**Set task**
Swap every "checkmark-icon" in the records below for "tick-icon", and copy everything else unchanged. Leave the pictures out.

#### Provided material ####

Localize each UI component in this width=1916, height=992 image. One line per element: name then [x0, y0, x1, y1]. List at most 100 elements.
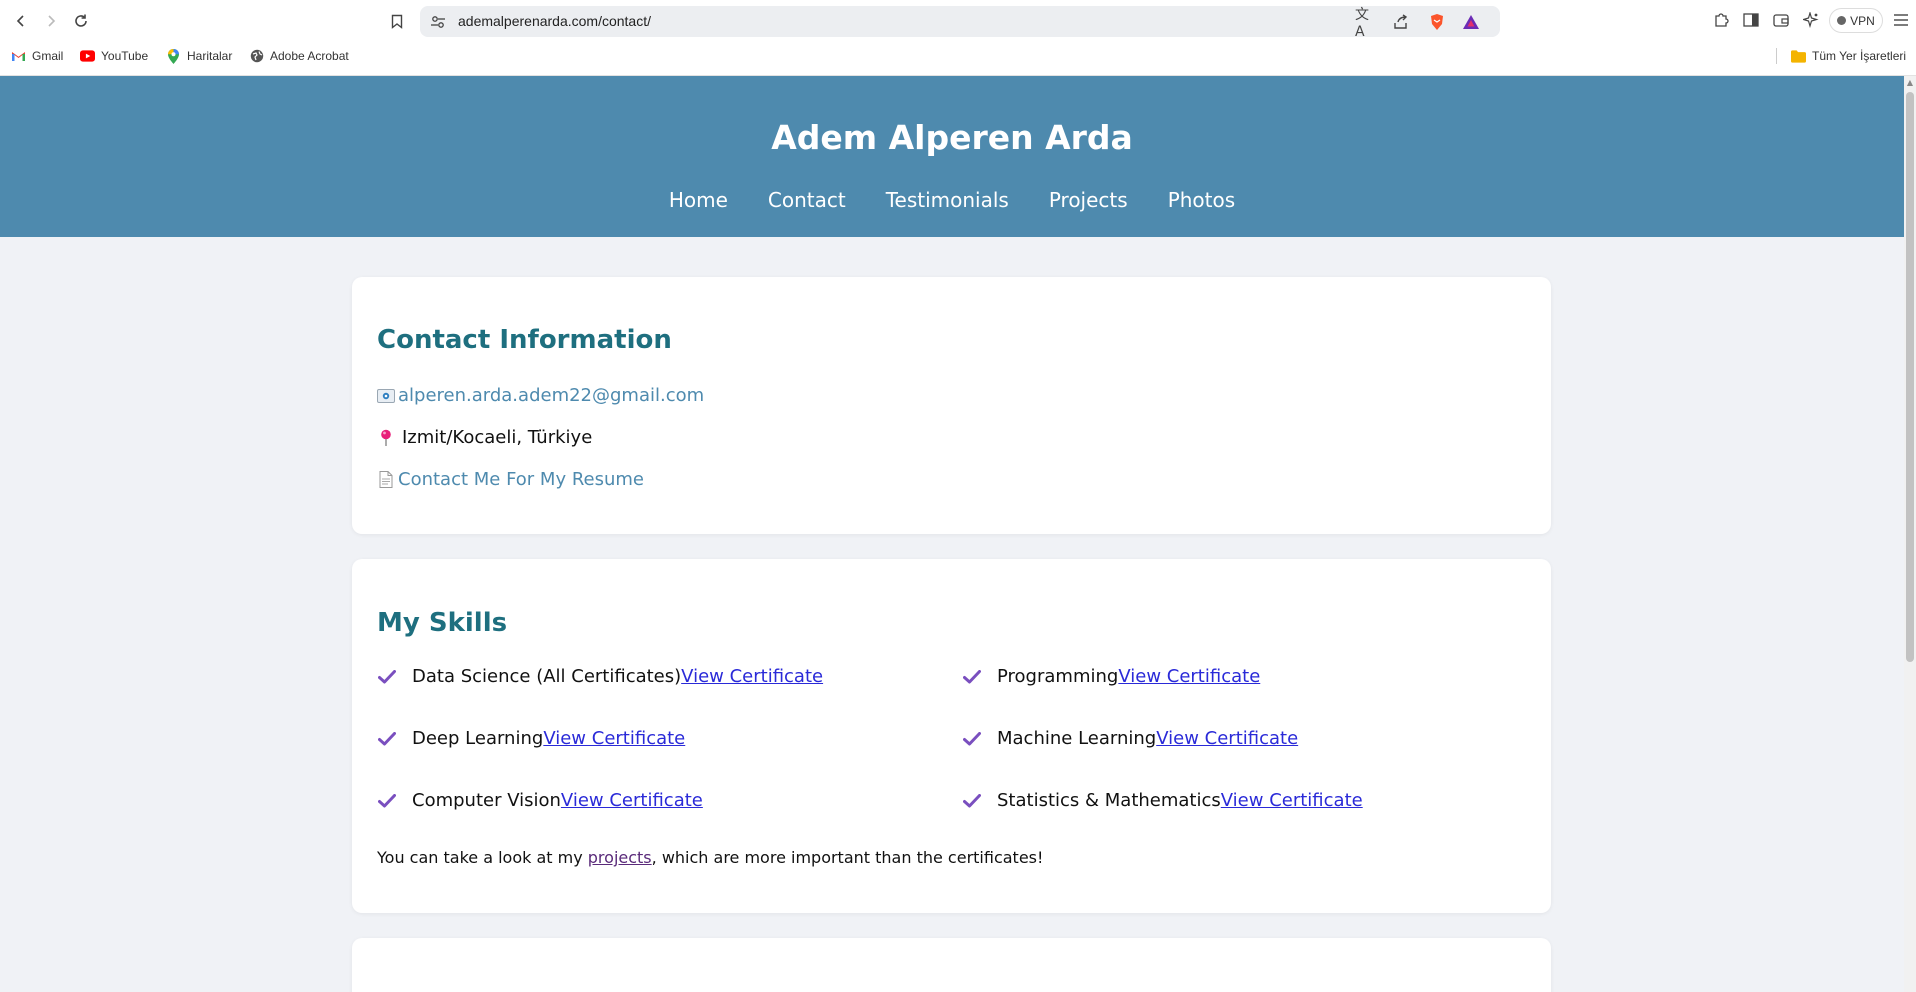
- browser-chrome: ademalperenarda.com/contact/ 文A VPN Gmai…: [0, 0, 1916, 76]
- site-header: Adem Alperen Arda Home Contact Testimoni…: [0, 76, 1904, 237]
- brave-lion-icon: [1431, 14, 1443, 30]
- extensions-button[interactable]: [1709, 8, 1733, 32]
- forward-button[interactable]: [38, 8, 64, 34]
- projects-note: You can take a look at my projects, whic…: [377, 848, 1043, 867]
- leo-ai-button[interactable]: [1799, 8, 1823, 32]
- scroll-up-arrow-icon[interactable]: ▲: [1906, 78, 1914, 88]
- translate-button[interactable]: 文A: [1355, 7, 1377, 40]
- menu-button[interactable]: [1889, 8, 1913, 32]
- reload-icon: [75, 14, 87, 27]
- address-bar[interactable]: ademalperenarda.com/contact/ 文A: [420, 6, 1500, 40]
- share-button[interactable]: [1390, 11, 1412, 33]
- skill-name: Machine Learning: [997, 728, 1157, 749]
- sidebar-icon: [1743, 13, 1759, 27]
- folder-icon: [1791, 49, 1806, 64]
- skill-item-programming: Programming View Certificate: [963, 666, 1260, 687]
- nav-projects[interactable]: Projects: [1049, 188, 1128, 212]
- checkmark-icon: [963, 730, 983, 748]
- skill-name: Data Science (All Certificates): [412, 666, 682, 687]
- sparkle-icon: [1803, 12, 1819, 28]
- skill-item-computer-vision: Computer Vision View Certificate: [378, 790, 703, 811]
- sidebar-button[interactable]: [1739, 8, 1763, 32]
- resume-link[interactable]: Contact Me For My Resume: [398, 469, 644, 490]
- nav-photos[interactable]: Photos: [1168, 188, 1235, 212]
- email-link[interactable]: alperen.arda.adem22@gmail.com: [398, 385, 704, 406]
- bookmark-adobe-acrobat[interactable]: Adobe Acrobat: [249, 46, 349, 66]
- gmail-icon: [11, 49, 26, 64]
- skill-name: Computer Vision: [412, 790, 561, 811]
- youtube-icon: [80, 49, 95, 64]
- note-text-before: You can take a look at my: [377, 848, 588, 867]
- resume-row: Contact Me For My Resume: [376, 469, 644, 490]
- skills-heading: My Skills: [377, 608, 508, 638]
- checkmark-icon: [963, 668, 983, 686]
- view-certificate-link[interactable]: View Certificate: [1221, 790, 1363, 811]
- site-title: Adem Alperen Arda: [771, 118, 1133, 157]
- bookmark-page-button[interactable]: [386, 9, 408, 33]
- location-row: Izmit/Kocaeli, Türkiye: [376, 427, 592, 448]
- view-certificate-link[interactable]: View Certificate: [543, 728, 685, 749]
- note-text-after: , which are more important than the cert…: [651, 848, 1044, 867]
- skill-name: Statistics & Mathematics: [997, 790, 1221, 811]
- skill-item-machine-learning: Machine Learning View Certificate: [963, 728, 1298, 749]
- back-button[interactable]: [8, 8, 34, 34]
- email-row: alperen.arda.adem22@gmail.com: [376, 385, 704, 406]
- hamburger-menu-icon: [1894, 14, 1908, 26]
- url-text[interactable]: ademalperenarda.com/contact/: [458, 13, 651, 29]
- bookmark-haritalar[interactable]: Haritalar: [166, 46, 232, 66]
- skill-item-deep-learning: Deep Learning View Certificate: [378, 728, 685, 749]
- view-certificate-link[interactable]: View Certificate: [561, 790, 703, 811]
- next-section-card: [352, 938, 1551, 992]
- skill-name: Deep Learning: [412, 728, 544, 749]
- bookmark-label: YouTube: [101, 49, 149, 63]
- location-text: Izmit/Kocaeli, Türkiye: [402, 427, 593, 448]
- vpn-button[interactable]: VPN: [1829, 8, 1883, 33]
- nav-testimonials[interactable]: Testimonials: [886, 188, 1009, 212]
- skill-name: Programming: [997, 666, 1119, 687]
- wallet-icon: [1773, 14, 1789, 27]
- skills-card: My Skills Data Science (All Certificates…: [352, 559, 1551, 913]
- brave-shields-button[interactable]: [1426, 11, 1448, 33]
- puzzle-icon: [1715, 13, 1729, 27]
- checkmark-icon: [378, 668, 398, 686]
- contact-heading: Contact Information: [377, 325, 672, 355]
- share-icon: [1394, 14, 1408, 29]
- maps-icon: [166, 48, 181, 64]
- bookmark-youtube[interactable]: YouTube: [80, 46, 148, 66]
- translate-icon: 文A: [1355, 7, 1369, 40]
- page-scrollbar[interactable]: ▲: [1904, 76, 1916, 992]
- projects-link[interactable]: projects: [588, 848, 652, 867]
- contact-information-card: Contact Information alperen.arda.adem22@…: [352, 277, 1551, 534]
- scrollbar-thumb[interactable]: [1906, 92, 1914, 662]
- site-settings-icon: [431, 16, 445, 28]
- view-certificate-link[interactable]: View Certificate: [1118, 666, 1260, 687]
- view-certificate-link[interactable]: View Certificate: [1156, 728, 1298, 749]
- bookmark-gmail[interactable]: Gmail: [11, 46, 63, 66]
- nav-contact[interactable]: Contact: [768, 188, 846, 212]
- bookmark-label: Haritalar: [187, 49, 233, 63]
- vpn-status-icon: [1837, 16, 1847, 25]
- wallet-button[interactable]: [1769, 8, 1793, 32]
- arrow-right-icon: [48, 15, 56, 27]
- bookmarks-divider: [1776, 48, 1777, 64]
- bookmark-icon: [391, 14, 403, 29]
- brave-rewards-button[interactable]: [1460, 11, 1482, 33]
- bookmark-label: Gmail: [32, 49, 64, 63]
- checkmark-icon: [378, 730, 398, 748]
- all-bookmarks-folder[interactable]: Tüm Yer İşaretleri: [1791, 46, 1906, 66]
- arrow-left-icon: [16, 15, 24, 27]
- pushpin-icon: [376, 428, 396, 448]
- view-certificate-link[interactable]: View Certificate: [681, 666, 823, 687]
- bookmarks-bar: Gmail YouTube Haritalar Adobe Acrobat Tü…: [0, 44, 1916, 68]
- checkmark-icon: [963, 792, 983, 810]
- site-nav: Home Contact Testimonials Projects Photo…: [0, 188, 1904, 212]
- nav-home[interactable]: Home: [669, 188, 728, 212]
- bookmark-label: Tüm Yer İşaretleri: [1812, 49, 1907, 63]
- globe-icon: [249, 49, 264, 64]
- site-info-button[interactable]: [428, 12, 448, 32]
- vpn-label: VPN: [1850, 13, 1875, 28]
- email-envelope-icon: [376, 386, 396, 406]
- reload-button[interactable]: [68, 8, 94, 34]
- skill-item-statistics-mathematics: Statistics & Mathematics View Certificate: [963, 790, 1363, 811]
- rewards-triangle-icon: [1463, 15, 1479, 29]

####

**The response**
Localize each UI component in this width=1916, height=992 image. One line per element: name then [x0, y0, x1, y1]. List at most 100 elements.
- browser-chrome: ademalperenarda.com/contact/ 文A VPN Gmai…: [0, 0, 1916, 76]
- site-header: Adem Alperen Arda Home Contact Testimoni…: [0, 76, 1904, 237]
- brave-lion-icon: [1431, 14, 1443, 30]
- extensions-button[interactable]: [1709, 8, 1733, 32]
- forward-button[interactable]: [38, 8, 64, 34]
- projects-note: You can take a look at my projects, whic…: [377, 848, 1043, 867]
- leo-ai-button[interactable]: [1799, 8, 1823, 32]
- scroll-up-arrow-icon[interactable]: ▲: [1906, 78, 1914, 88]
- translate-button[interactable]: 文A: [1355, 7, 1377, 40]
- menu-button[interactable]: [1889, 8, 1913, 32]
- reload-icon: [75, 14, 87, 27]
- address-bar[interactable]: ademalperenarda.com/contact/ 文A: [420, 6, 1500, 40]
- share-button[interactable]: [1390, 11, 1412, 33]
- skill-name: Machine Learning: [997, 728, 1157, 749]
- sidebar-icon: [1743, 13, 1759, 27]
- folder-icon: [1791, 49, 1806, 64]
- skill-item-programming: Programming View Certificate: [963, 666, 1260, 687]
- nav-projects[interactable]: Projects: [1049, 188, 1128, 212]
- tick-icon: [963, 730, 983, 748]
- skill-name: Data Science (All Certificates): [412, 666, 682, 687]
- sparkle-icon: [1803, 12, 1819, 28]
- skill-item-computer-vision: Computer Vision View Certificate: [378, 790, 703, 811]
- sidebar-button[interactable]: [1739, 8, 1763, 32]
- resume-link[interactable]: Contact Me For My Resume: [398, 469, 644, 490]
- nav-photos[interactable]: Photos: [1168, 188, 1235, 212]
- email-link[interactable]: alperen.arda.adem22@gmail.com: [398, 385, 704, 406]
- bookmark-adobe-acrobat[interactable]: Adobe Acrobat: [249, 46, 349, 66]
- gmail-icon: [11, 49, 26, 64]
- skill-name: Computer Vision: [412, 790, 561, 811]
- youtube-icon: [80, 49, 95, 64]
- note-text-before: You can take a look at my: [377, 848, 588, 867]
- resume-row: Contact Me For My Resume: [376, 469, 644, 490]
- skills-heading: My Skills: [377, 608, 508, 638]
- tick-icon: [963, 668, 983, 686]
- view-certificate-link[interactable]: View Certificate: [1221, 790, 1363, 811]
- site-title: Adem Alperen Arda: [771, 118, 1133, 157]
- bookmark-page-button[interactable]: [386, 9, 408, 33]
- location-row: Izmit/Kocaeli, Türkiye: [376, 427, 592, 448]
- view-certificate-link[interactable]: View Certificate: [543, 728, 685, 749]
- note-text-after: , which are more important than the cert…: [651, 848, 1044, 867]
- skill-name: Statistics & Mathematics: [997, 790, 1221, 811]
- skill-item-machine-learning: Machine Learning View Certificate: [963, 728, 1298, 749]
- back-button[interactable]: [8, 8, 34, 34]
- email-row: alperen.arda.adem22@gmail.com: [376, 385, 704, 406]
- hamburger-menu-icon: [1894, 14, 1908, 26]
- url-text[interactable]: ademalperenarda.com/contact/: [458, 13, 651, 29]
- bookmark-haritalar[interactable]: Haritalar: [166, 46, 232, 66]
- skill-item-deep-learning: Deep Learning View Certificate: [378, 728, 685, 749]
- view-certificate-link[interactable]: View Certificate: [561, 790, 703, 811]
- next-section-card: [352, 938, 1551, 992]
- skill-name: Deep Learning: [412, 728, 544, 749]
- bookmark-label: YouTube: [101, 49, 149, 63]
- location-text: Izmit/Kocaeli, Türkiye: [402, 427, 593, 448]
- vpn-button[interactable]: VPN: [1829, 8, 1883, 33]
- nav-testimonials[interactable]: Testimonials: [886, 188, 1009, 212]
- skill-name: Programming: [997, 666, 1119, 687]
- wallet-icon: [1773, 14, 1789, 27]
- skills-card: My Skills Data Science (All Certificates…: [352, 559, 1551, 913]
- brave-shields-button[interactable]: [1426, 11, 1448, 33]
- puzzle-icon: [1715, 13, 1729, 27]
- tick-icon: [378, 668, 398, 686]
- contact-heading: Contact Information: [377, 325, 672, 355]
- share-icon: [1394, 14, 1408, 29]
- maps-icon: [166, 48, 181, 64]
- bookmark-youtube[interactable]: YouTube: [80, 46, 148, 66]
- translate-icon: 文A: [1355, 7, 1369, 40]
- page-scrollbar[interactable]: ▲: [1904, 76, 1916, 992]
- projects-link[interactable]: projects: [588, 848, 652, 867]
- contact-information-card: Contact Information alperen.arda.adem22@…: [352, 277, 1551, 534]
- scrollbar-thumb[interactable]: [1906, 92, 1914, 662]
- site-settings-icon: [431, 16, 445, 28]
- view-certificate-link[interactable]: View Certificate: [1118, 666, 1260, 687]
- view-certificate-link[interactable]: View Certificate: [1156, 728, 1298, 749]
- bookmark-gmail[interactable]: Gmail: [11, 46, 63, 66]
- nav-contact[interactable]: Contact: [768, 188, 846, 212]
- bookmark-label: Haritalar: [187, 49, 233, 63]
- vpn-status-icon: [1837, 16, 1847, 25]
- wallet-button[interactable]: [1769, 8, 1793, 32]
- arrow-right-icon: [48, 15, 56, 27]
- bookmarks-divider: [1776, 48, 1777, 64]
- bookmark-icon: [391, 14, 403, 29]
- brave-rewards-button[interactable]: [1460, 11, 1482, 33]
- bookmark-label: Gmail: [32, 49, 64, 63]
- tick-icon: [378, 730, 398, 748]
- all-bookmarks-folder[interactable]: Tüm Yer İşaretleri: [1791, 46, 1906, 66]
- arrow-left-icon: [16, 15, 24, 27]
- pushpin-icon: [376, 428, 396, 448]
- view-certificate-link[interactable]: View Certificate: [681, 666, 823, 687]
- bookmarks-bar: Gmail YouTube Haritalar Adobe Acrobat Tü…: [0, 44, 1916, 68]
- tick-icon: [963, 792, 983, 810]
- site-nav: Home Contact Testimonials Projects Photo…: [0, 188, 1904, 212]
- nav-home[interactable]: Home: [669, 188, 728, 212]
- bookmark-label: Tüm Yer İşaretleri: [1812, 49, 1907, 63]
- globe-icon: [249, 49, 264, 64]
- site-info-button[interactable]: [428, 12, 448, 32]
- vpn-label: VPN: [1850, 13, 1875, 28]
- email-envelope-icon: [376, 386, 396, 406]
- reload-button[interactable]: [68, 8, 94, 34]
- skill-item-statistics-mathematics: Statistics & Mathematics View Certificate: [963, 790, 1363, 811]
- rewards-triangle-icon: [1463, 15, 1479, 29]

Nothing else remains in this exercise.